» THE REQUEST:
Copy every line of the records below that holds the word "périoste".

(Stored records)

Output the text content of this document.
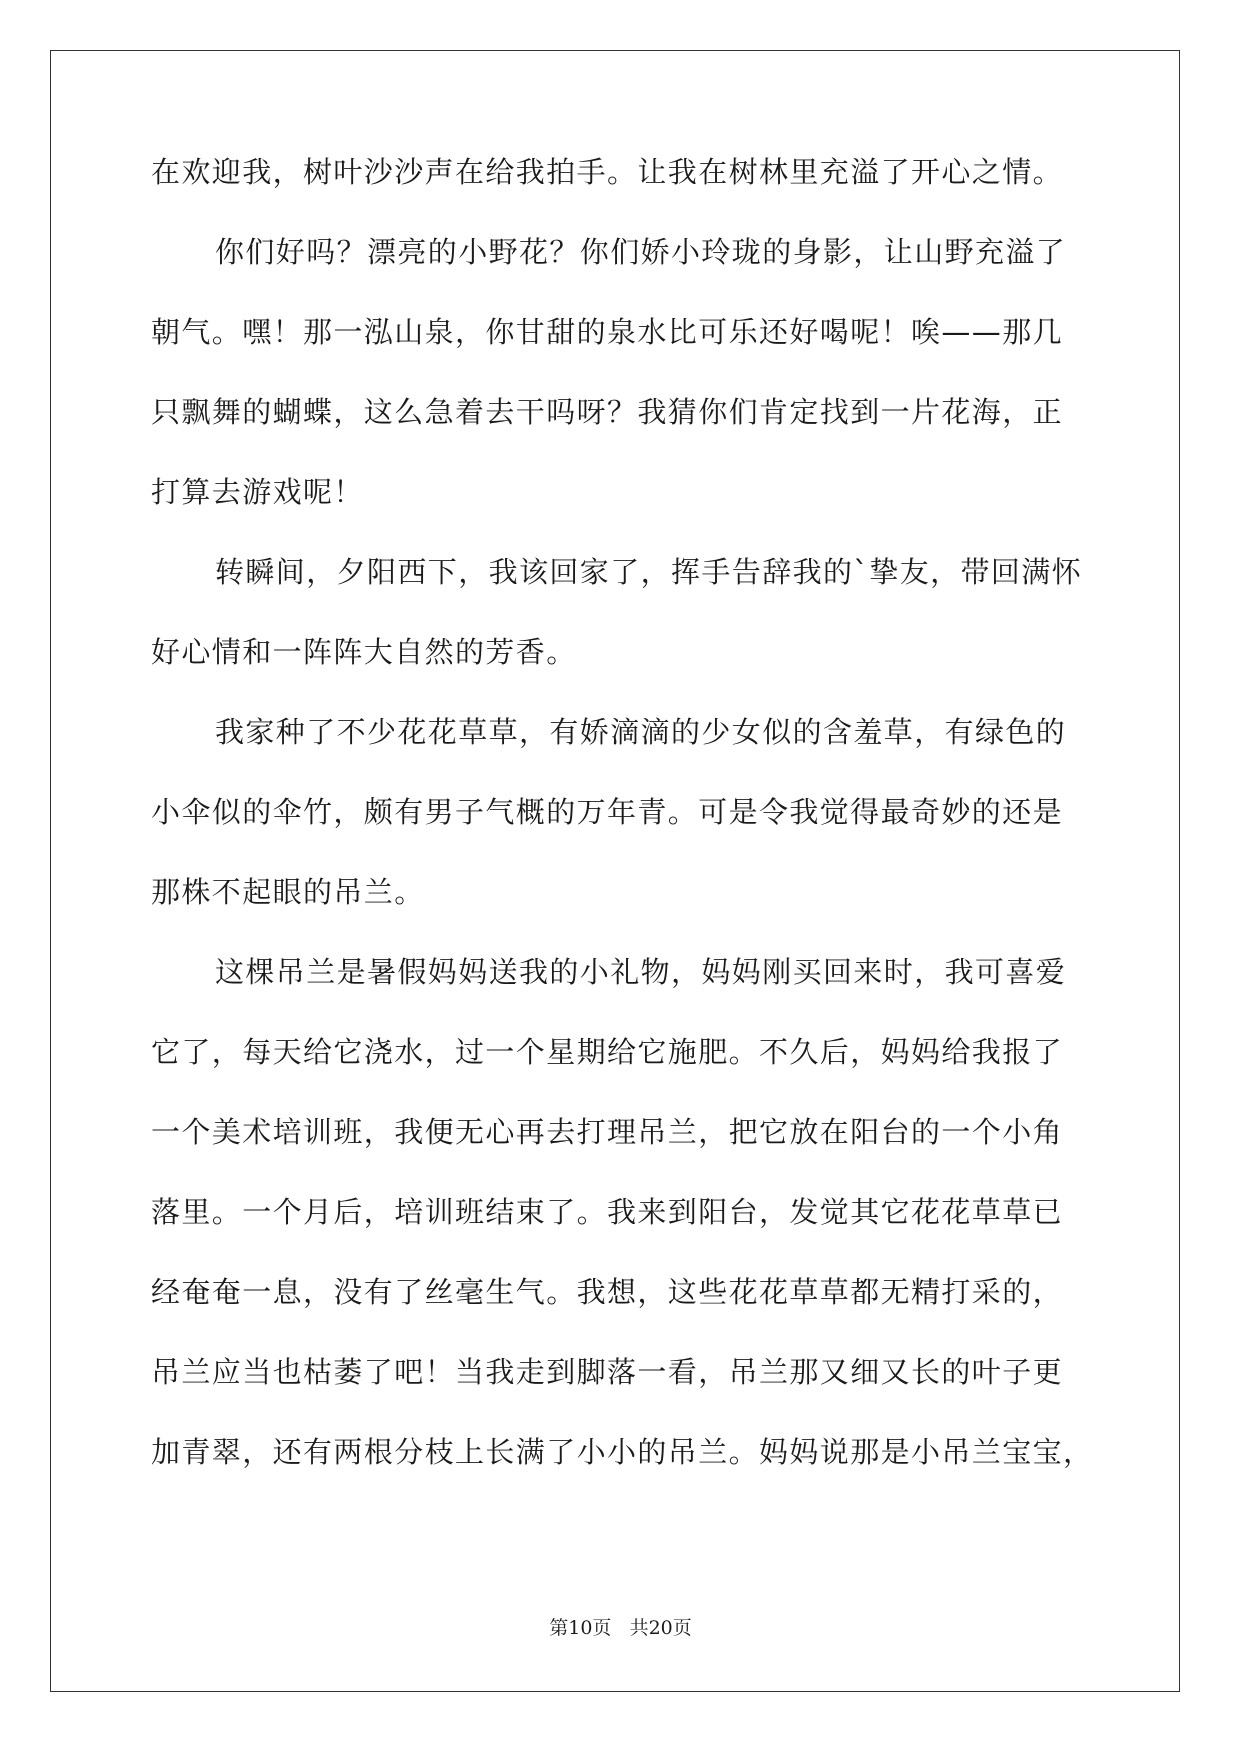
在欢迎我，树叶沙沙声在给我拍手。让我在树林里充溢了开心之情。
你们好吗？漂亮的小野花？你们娇小玲珑的身影，让山野充溢了
朝气。嘿！那一泓山泉，你甘甜的泉水比可乐还好喝呢！唉——那几
只飘舞的蝴蝶，这么急着去干吗呀？我猜你们肯定找到一片花海，正
打算去游戏呢！
转瞬间，夕阳西下，我该回家了，挥手告辞我的`挚友，带回满怀
好心情和一阵阵大自然的芳香。
我家种了不少花花草草，有娇滴滴的少女似的含羞草，有绿色的
小伞似的伞竹，颇有男子气概的万年青。可是令我觉得最奇妙的还是
那株不起眼的吊兰。
这棵吊兰是暑假妈妈送我的小礼物，妈妈刚买回来时，我可喜爱
它了，每天给它浇水，过一个星期给它施肥。不久后，妈妈给我报了
一个美术培训班，我便无心再去打理吊兰，把它放在阳台的一个小角
落里。一个月后，培训班结束了。我来到阳台，发觉其它花花草草已
经奄奄一息，没有了丝毫生气。我想，这些花花草草都无精打采的，
吊兰应当也枯萎了吧！当我走到脚落一看，吊兰那又细又长的叶子更
加青翠，还有两根分枝上长满了小小的吊兰。妈妈说那是小吊兰宝宝，
第10页 共20页
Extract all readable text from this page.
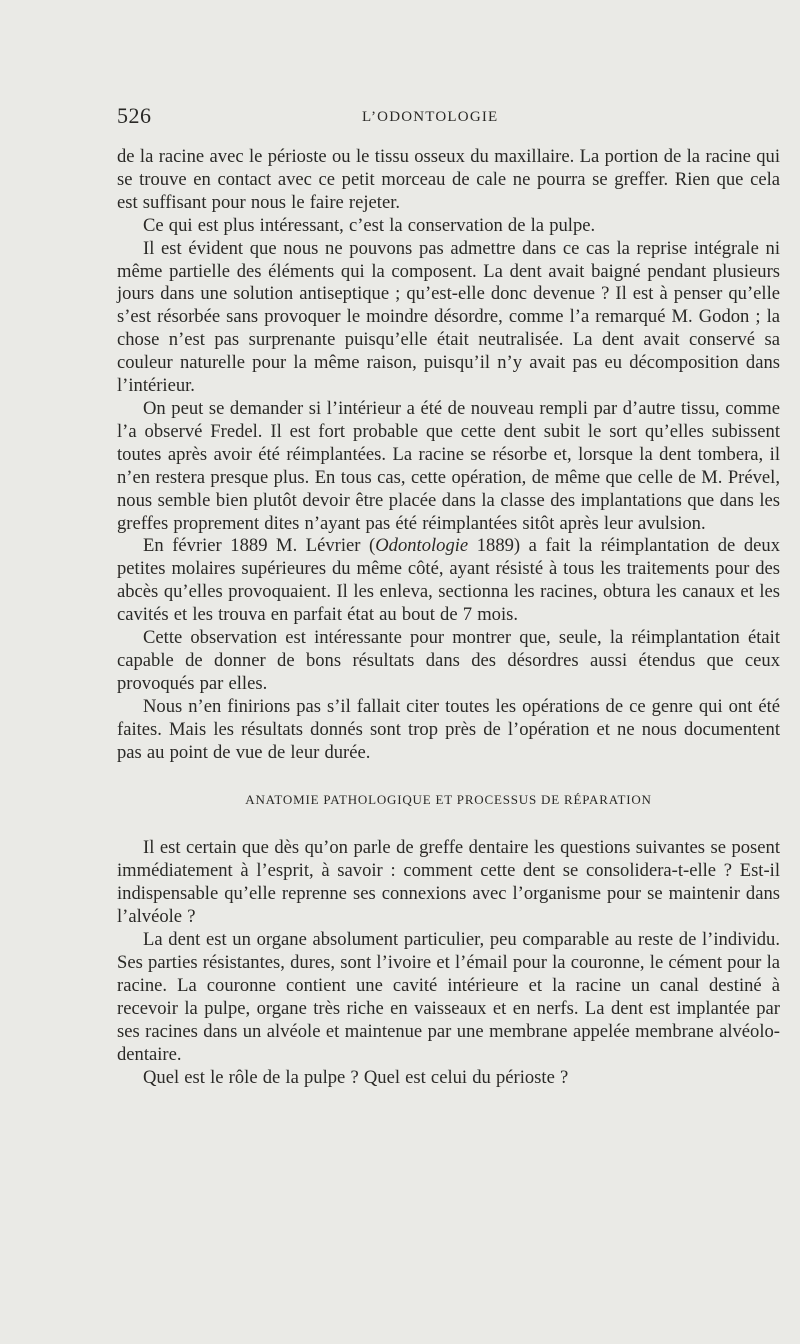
526	L’ODONTOLOGIE

de la racine avec le périoste ou le tissu osseux du maxillaire. La portion de la racine qui se trouve en contact avec ce petit morceau de cale ne pourra se greffer. Rien que cela est suffisant pour nous le faire rejeter.

Ce qui est plus intéressant, c’est la conservation de la pulpe.

Il est évident que nous ne pouvons pas admettre dans ce cas la reprise intégrale ni même partielle des éléments qui la composent. La dent avait baigné pendant plusieurs jours dans une solution antiseptique ; qu’est-elle donc devenue ? Il est à penser qu’elle s’est résorbée sans provoquer le moindre désordre, comme l’a remarqué M. Godon ; la chose n’est pas surprenante puisqu’elle était neutralisée. La dent avait conservé sa couleur naturelle pour la même raison, puisqu’il n’y avait pas eu décomposition dans l’intérieur.

On peut se demander si l’intérieur a été de nouveau rempli par d’autre tissu, comme l’a observé Fredel. Il est fort probable que cette dent subit le sort qu’elles subissent toutes après avoir été réimplantées. La racine se résorbe et, lorsque la dent tombera, il n’en restera presque plus. En tous cas, cette opération, de même que celle de M. Prével, nous semble bien plutôt devoir être placée dans la classe des implantations que dans les greffes proprement dites n’ayant pas été réimplantées sitôt après leur avulsion.

En février 1889 M. Lévrier (Odontologie 1889) a fait la réimplantation de deux petites molaires supérieures du même côté, ayant résisté à tous les traitements pour des abcès qu’elles provoquaient. Il les enleva, sectionna les racines, obtura les canaux et les cavités et les trouva en parfait état au bout de 7 mois.

Cette observation est intéressante pour montrer que, seule, la réimplantation était capable de donner de bons résultats dans des désordres aussi étendus que ceux provoqués par elles.

Nous n’en finirions pas s’il fallait citer toutes les opérations de ce genre qui ont été faites. Mais les résultats donnés sont trop près de l’opération et ne nous documentent pas au point de vue de leur durée.

ANATOMIE PATHOLOGIQUE ET PROCESSUS DE RÉPARATION

Il est certain que dès qu’on parle de greffe dentaire les questions suivantes se posent immédiatement à l’esprit, à savoir : comment cette dent se consolidera-t-elle ? Est-il indispensable qu’elle reprenne ses connexions avec l’organisme pour se maintenir dans l’alvéole ?

La dent est un organe absolument particulier, peu comparable au reste de l’individu. Ses parties résistantes, dures, sont l’ivoire et l’émail pour la couronne, le cément pour la racine. La couronne contient une cavité intérieure et la racine un canal destiné à recevoir la pulpe, organe très riche en vaisseaux et en nerfs. La dent est implantée par ses racines dans un alvéole et maintenue par une membrane appelée membrane alvéolo-dentaire.

Quel est le rôle de la pulpe ? Quel est celui du périoste ?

» EXERCISE OUTPUT:
de la racine avec le périoste ou le tissu osseux du maxillaire. La portion de la racine qui se trouve en contact avec ce petit morceau de cale ne pourra se greffer. Rien que cela est suffisant pour nous le faire rejeter.
Quel est le rôle de la pulpe ? Quel est celui du périoste ?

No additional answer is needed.